▶ _GIVEN PROBLEM_:
Will you quote all of the entries, word for word?

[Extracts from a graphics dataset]
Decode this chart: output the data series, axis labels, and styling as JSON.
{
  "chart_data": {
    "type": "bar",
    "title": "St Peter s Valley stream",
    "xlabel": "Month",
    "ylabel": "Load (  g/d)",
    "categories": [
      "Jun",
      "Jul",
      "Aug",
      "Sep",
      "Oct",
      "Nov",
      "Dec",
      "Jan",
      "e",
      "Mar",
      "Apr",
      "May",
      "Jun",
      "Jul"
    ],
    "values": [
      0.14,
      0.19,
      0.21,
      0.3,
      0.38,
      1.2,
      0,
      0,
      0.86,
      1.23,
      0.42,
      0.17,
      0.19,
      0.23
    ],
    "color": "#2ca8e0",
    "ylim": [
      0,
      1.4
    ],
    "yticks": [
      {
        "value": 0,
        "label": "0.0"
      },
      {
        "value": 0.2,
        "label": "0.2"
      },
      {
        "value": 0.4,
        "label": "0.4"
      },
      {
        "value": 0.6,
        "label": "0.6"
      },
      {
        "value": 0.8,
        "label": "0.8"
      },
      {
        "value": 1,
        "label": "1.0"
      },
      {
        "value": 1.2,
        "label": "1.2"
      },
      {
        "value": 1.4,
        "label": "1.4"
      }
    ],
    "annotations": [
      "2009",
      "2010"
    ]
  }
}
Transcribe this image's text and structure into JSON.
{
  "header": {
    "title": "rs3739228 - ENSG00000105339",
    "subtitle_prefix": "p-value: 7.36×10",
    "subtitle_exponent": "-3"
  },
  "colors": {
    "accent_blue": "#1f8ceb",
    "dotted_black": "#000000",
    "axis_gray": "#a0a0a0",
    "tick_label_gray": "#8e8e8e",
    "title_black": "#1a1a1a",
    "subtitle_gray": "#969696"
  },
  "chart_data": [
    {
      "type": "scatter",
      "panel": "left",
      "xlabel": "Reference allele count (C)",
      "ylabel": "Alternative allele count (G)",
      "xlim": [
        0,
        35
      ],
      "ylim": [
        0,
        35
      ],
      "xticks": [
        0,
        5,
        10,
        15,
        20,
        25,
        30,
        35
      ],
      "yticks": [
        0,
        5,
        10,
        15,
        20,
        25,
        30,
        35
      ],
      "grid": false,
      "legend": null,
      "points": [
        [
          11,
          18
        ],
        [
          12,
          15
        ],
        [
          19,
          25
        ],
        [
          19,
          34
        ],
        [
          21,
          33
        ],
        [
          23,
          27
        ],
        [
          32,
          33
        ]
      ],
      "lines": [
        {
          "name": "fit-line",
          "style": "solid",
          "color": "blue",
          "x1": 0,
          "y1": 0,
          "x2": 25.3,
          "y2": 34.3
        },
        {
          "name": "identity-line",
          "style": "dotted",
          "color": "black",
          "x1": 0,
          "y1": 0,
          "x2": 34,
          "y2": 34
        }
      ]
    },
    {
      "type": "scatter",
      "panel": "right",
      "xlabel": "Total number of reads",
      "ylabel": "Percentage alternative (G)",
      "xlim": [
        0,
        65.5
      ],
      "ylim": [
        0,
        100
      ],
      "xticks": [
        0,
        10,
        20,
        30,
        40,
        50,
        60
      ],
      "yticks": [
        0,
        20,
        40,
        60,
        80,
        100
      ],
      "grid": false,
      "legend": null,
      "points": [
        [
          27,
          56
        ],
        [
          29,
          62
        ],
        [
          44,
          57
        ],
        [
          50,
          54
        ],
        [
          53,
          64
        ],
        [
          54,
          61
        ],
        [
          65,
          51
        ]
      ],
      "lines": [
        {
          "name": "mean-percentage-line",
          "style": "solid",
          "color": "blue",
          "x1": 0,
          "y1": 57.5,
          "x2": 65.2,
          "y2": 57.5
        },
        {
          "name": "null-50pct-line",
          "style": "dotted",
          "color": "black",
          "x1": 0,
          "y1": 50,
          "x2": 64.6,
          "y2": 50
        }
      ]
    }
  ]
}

▶ _EXERCISE SOLUTION_:
Decode this chart: output the data series, axis labels, and styling as JSON.
{
  "chart_data": {
    "type": "bar",
    "title": "St Peter s Valley stream",
    "xlabel": "Month",
    "ylabel": "Load (  g/d)",
    "categories": [
      "Jun",
      "Jul",
      "Aug",
      "Sep",
      "Oct",
      "Nov",
      "Dec",
      "Jan",
      "e",
      "Mar",
      "Apr",
      "May",
      "Jun",
      "Jul"
    ],
    "values": [
      0.14,
      0.19,
      0.21,
      0.3,
      0.38,
      1.2,
      0,
      0,
      0.86,
      1.23,
      0.42,
      0.17,
      0.19,
      0.23
    ],
    "color": "#2ca8e0",
    "ylim": [
      0,
      1.4
    ],
    "yticks": [
      {
        "value": 0,
        "label": "0.0"
      },
      {
        "value": 0.2,
        "label": "0.2"
      },
      {
        "value": 0.4,
        "label": "0.4"
      },
      {
        "value": 0.6,
        "label": "0.6"
      },
      {
        "value": 0.8,
        "label": "0.8"
      },
      {
        "value": 1,
        "label": "1.0"
      },
      {
        "value": 1.2,
        "label": "1.2"
      },
      {
        "value": 1.4,
        "label": "1.4"
      }
    ],
    "annotations": [
      "2009",
      "2010"
    ]
  }
}
Transcribe this image's text and structure into JSON.
{
  "header": {
    "title": "rs3739228 - ENSG00000105339",
    "subtitle_prefix": "p-value: 7.36×10",
    "subtitle_exponent": "-3"
  },
  "colors": {
    "accent_blue": "#1f8ceb",
    "dotted_black": "#000000",
    "axis_gray": "#a0a0a0",
    "tick_label_gray": "#8e8e8e",
    "title_black": "#1a1a1a",
    "subtitle_gray": "#969696"
  },
  "chart_data": [
    {
      "type": "scatter",
      "panel": "left",
      "xlabel": "Reference allele count (C)",
      "ylabel": "Alternative allele count (G)",
      "xlim": [
        0,
        35
      ],
      "ylim": [
        0,
        35
      ],
      "xticks": [
        0,
        5,
        10,
        15,
        20,
        25,
        30,
        35
      ],
      "yticks": [
        0,
        5,
        10,
        15,
        20,
        25,
        30,
        35
      ],
      "grid": false,
      "legend": null,
      "points": [
        [
          11,
          18
        ],
        [
          12,
          15
        ],
        [
          19,
          25
        ],
        [
          19,
          34
        ],
        [
          21,
          33
        ],
        [
          23,
          27
        ],
        [
          32,
          33
        ]
      ],
      "lines": [
        {
          "name": "fit-line",
          "style": "solid",
          "color": "blue",
          "x1": 0,
          "y1": 0,
          "x2": 25.3,
          "y2": 34.3
        },
        {
          "name": "identity-line",
          "style": "dotted",
          "color": "black",
          "x1": 0,
          "y1": 0,
          "x2": 34,
          "y2": 34
        }
      ]
    },
    {
      "type": "scatter",
      "panel": "right",
      "xlabel": "Total number of reads",
      "ylabel": "Percentage alternative (G)",
      "xlim": [
        0,
        65.5
      ],
      "ylim": [
        0,
        100
      ],
      "xticks": [
        0,
        10,
        20,
        30,
        40,
        50,
        60
      ],
      "yticks": [
        0,
        20,
        40,
        60,
        80,
        100
      ],
      "grid": false,
      "legend": null,
      "points": [
        [
          27,
          56
        ],
        [
          29,
          62
        ],
        [
          44,
          57
        ],
        [
          50,
          54
        ],
        [
          53,
          64
        ],
        [
          54,
          61
        ],
        [
          65,
          51
        ]
      ],
      "lines": [
        {
          "name": "mean-percentage-line",
          "style": "solid",
          "color": "blue",
          "x1": 0,
          "y1": 57.5,
          "x2": 65.2,
          "y2": 57.5
        },
        {
          "name": "null-50pct-line",
          "style": "dotted",
          "color": "black",
          "x1": 0,
          "y1": 50,
          "x2": 64.6,
          "y2": 50
        }
      ]
    }
  ]
}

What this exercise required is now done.